[Dataset records]
# # # # #

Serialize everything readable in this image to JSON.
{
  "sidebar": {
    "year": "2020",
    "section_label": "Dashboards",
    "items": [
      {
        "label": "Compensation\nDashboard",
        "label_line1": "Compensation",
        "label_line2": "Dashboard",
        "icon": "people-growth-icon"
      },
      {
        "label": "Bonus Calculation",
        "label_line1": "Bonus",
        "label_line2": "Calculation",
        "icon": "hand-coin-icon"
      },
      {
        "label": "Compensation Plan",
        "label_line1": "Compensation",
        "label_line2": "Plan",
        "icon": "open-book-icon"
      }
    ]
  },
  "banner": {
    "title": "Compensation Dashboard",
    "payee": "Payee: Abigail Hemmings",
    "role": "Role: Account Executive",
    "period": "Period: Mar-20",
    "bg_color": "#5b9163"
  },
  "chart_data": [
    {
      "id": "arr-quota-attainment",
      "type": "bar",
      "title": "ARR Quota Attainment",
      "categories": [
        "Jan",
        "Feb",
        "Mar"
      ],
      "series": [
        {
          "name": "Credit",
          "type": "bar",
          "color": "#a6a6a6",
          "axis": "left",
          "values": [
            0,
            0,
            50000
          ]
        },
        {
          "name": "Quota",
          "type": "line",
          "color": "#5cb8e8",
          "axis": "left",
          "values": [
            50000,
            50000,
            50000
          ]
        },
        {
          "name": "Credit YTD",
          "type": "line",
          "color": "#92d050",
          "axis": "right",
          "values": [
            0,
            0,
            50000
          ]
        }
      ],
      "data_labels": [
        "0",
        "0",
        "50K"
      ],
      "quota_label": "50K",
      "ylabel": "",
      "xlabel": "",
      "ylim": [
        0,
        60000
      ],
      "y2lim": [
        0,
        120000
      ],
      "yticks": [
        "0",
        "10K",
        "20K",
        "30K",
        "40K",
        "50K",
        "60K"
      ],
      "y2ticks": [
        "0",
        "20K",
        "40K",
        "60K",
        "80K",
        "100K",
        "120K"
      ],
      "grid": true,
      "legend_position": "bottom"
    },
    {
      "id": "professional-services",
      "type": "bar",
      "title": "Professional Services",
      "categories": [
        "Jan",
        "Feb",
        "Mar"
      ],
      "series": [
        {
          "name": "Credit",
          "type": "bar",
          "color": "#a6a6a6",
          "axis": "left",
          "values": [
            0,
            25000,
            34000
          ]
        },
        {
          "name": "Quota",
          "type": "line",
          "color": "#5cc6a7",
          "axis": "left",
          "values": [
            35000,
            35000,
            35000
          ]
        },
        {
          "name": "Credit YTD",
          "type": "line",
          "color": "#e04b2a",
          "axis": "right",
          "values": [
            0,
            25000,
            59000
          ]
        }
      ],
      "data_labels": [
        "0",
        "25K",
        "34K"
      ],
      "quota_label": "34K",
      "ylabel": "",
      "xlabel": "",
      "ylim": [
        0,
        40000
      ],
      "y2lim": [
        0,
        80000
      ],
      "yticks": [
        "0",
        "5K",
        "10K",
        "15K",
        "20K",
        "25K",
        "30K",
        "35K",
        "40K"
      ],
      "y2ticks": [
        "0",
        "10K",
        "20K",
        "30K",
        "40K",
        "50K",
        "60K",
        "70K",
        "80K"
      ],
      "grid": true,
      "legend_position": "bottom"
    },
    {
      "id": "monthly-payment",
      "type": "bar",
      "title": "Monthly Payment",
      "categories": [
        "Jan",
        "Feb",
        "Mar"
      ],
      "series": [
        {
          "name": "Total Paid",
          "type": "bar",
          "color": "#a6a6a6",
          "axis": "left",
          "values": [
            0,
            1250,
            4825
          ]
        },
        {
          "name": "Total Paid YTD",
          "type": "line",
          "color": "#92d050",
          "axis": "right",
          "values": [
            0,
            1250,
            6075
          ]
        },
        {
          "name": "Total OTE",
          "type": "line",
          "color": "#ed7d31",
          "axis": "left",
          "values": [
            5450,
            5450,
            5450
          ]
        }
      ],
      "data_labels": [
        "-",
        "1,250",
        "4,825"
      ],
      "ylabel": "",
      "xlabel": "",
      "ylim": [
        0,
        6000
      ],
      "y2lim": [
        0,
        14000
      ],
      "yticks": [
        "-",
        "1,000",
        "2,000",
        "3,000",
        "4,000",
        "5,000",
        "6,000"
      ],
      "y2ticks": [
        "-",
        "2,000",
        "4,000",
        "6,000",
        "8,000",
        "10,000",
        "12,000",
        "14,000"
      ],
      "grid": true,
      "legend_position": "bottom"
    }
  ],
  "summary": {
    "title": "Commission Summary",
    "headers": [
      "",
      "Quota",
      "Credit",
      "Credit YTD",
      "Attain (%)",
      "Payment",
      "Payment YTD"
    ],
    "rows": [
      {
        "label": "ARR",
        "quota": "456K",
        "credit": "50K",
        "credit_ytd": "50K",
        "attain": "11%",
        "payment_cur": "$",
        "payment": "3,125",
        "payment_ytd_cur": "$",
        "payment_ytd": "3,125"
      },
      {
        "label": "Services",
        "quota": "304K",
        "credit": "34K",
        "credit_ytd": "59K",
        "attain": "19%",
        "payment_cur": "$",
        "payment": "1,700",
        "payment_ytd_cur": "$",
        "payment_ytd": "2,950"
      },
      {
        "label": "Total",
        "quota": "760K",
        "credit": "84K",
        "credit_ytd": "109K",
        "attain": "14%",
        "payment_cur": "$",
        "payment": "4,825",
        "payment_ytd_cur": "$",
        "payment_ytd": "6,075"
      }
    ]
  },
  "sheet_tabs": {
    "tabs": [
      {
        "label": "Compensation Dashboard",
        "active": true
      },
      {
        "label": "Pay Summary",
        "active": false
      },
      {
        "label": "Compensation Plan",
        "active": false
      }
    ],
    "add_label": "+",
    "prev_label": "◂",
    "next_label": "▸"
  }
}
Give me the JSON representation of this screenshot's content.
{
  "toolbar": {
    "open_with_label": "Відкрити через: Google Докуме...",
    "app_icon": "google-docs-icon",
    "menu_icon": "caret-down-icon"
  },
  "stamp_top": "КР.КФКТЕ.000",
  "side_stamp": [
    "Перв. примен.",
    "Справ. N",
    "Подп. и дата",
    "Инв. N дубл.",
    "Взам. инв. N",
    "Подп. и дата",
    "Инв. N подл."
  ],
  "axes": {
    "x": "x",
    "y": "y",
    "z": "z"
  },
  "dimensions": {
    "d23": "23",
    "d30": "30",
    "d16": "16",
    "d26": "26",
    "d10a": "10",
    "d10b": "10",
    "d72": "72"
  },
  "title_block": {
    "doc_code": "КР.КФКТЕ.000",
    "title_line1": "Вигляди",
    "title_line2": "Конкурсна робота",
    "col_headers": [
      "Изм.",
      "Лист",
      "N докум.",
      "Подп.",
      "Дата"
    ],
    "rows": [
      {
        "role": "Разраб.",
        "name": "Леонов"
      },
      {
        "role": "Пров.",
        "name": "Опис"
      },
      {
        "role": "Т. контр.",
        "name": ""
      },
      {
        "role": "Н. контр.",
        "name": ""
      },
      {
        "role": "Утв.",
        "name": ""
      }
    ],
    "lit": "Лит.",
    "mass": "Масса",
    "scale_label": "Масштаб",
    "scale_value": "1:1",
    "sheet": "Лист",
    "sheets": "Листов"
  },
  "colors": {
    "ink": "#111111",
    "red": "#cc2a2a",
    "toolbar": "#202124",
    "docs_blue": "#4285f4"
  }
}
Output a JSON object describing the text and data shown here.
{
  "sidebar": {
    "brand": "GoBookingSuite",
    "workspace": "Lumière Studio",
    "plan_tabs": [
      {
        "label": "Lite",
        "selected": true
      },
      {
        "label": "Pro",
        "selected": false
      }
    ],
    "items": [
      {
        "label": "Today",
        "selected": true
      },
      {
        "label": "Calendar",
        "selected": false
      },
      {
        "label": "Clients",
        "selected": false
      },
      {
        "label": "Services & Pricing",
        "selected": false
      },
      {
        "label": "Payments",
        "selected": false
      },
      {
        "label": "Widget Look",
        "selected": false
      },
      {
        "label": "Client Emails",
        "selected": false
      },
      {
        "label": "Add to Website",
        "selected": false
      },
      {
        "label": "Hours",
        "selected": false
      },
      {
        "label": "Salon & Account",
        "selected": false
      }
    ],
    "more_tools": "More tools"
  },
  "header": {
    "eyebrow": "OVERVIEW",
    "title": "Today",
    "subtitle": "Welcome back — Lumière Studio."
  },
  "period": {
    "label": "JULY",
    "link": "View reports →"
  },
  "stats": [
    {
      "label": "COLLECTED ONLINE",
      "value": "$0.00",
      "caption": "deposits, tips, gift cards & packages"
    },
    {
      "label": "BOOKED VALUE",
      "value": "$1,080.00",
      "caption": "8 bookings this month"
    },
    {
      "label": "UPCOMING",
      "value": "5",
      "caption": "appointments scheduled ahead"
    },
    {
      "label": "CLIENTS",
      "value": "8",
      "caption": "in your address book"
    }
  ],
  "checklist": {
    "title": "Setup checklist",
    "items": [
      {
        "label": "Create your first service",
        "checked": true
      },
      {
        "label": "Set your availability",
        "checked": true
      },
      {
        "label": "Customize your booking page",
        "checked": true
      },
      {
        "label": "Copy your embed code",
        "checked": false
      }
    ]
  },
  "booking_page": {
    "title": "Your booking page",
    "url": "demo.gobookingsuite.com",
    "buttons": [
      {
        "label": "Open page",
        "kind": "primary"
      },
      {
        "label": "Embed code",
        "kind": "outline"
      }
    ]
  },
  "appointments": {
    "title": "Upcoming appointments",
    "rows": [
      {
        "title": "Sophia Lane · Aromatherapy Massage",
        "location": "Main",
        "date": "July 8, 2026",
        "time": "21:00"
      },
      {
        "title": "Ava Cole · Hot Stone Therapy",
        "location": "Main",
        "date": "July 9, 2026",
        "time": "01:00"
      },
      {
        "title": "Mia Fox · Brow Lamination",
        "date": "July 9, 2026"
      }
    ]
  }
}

# # # # #

Take every line that includes the string "icon" and copy it.

        "icon": "people-growth-icon"
        "icon": "hand-coin-icon"
        "icon": "open-book-icon"
    "app_icon": "google-docs-icon",
    "menu_icon": "caret-down-icon"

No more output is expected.